**Dataset:**
::::::::

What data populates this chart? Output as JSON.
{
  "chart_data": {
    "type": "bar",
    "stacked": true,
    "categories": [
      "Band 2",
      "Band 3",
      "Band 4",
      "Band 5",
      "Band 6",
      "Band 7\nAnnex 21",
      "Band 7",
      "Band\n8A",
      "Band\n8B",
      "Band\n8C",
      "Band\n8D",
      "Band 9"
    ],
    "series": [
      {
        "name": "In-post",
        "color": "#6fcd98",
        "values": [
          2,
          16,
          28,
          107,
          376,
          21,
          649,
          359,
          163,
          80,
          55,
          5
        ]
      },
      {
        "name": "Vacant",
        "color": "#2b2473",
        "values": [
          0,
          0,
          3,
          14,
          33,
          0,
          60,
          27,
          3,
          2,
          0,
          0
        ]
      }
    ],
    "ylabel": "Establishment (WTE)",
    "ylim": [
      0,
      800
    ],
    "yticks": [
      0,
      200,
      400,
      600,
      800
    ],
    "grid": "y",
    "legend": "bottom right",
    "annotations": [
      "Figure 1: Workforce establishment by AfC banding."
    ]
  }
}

::::::::

**Written problem:** Transcribe all of the material exactly. Omit nothing.

**In response:**
What data populates this chart? Output as JSON.
{
  "chart_data": {
    "type": "bar",
    "stacked": true,
    "categories": [
      "Band 2",
      "Band 3",
      "Band 4",
      "Band 5",
      "Band 6",
      "Band 7\nAnnex 21",
      "Band 7",
      "Band\n8A",
      "Band\n8B",
      "Band\n8C",
      "Band\n8D",
      "Band 9"
    ],
    "series": [
      {
        "name": "In-post",
        "color": "#6fcd98",
        "values": [
          2,
          16,
          28,
          107,
          376,
          21,
          649,
          359,
          163,
          80,
          55,
          5
        ]
      },
      {
        "name": "Vacant",
        "color": "#2b2473",
        "values": [
          0,
          0,
          3,
          14,
          33,
          0,
          60,
          27,
          3,
          2,
          0,
          0
        ]
      }
    ],
    "ylabel": "Establishment (WTE)",
    "ylim": [
      0,
      800
    ],
    "yticks": [
      0,
      200,
      400,
      600,
      800
    ],
    "grid": "y",
    "legend": "bottom right",
    "annotations": [
      "Figure 1: Workforce establishment by AfC banding."
    ]
  }
}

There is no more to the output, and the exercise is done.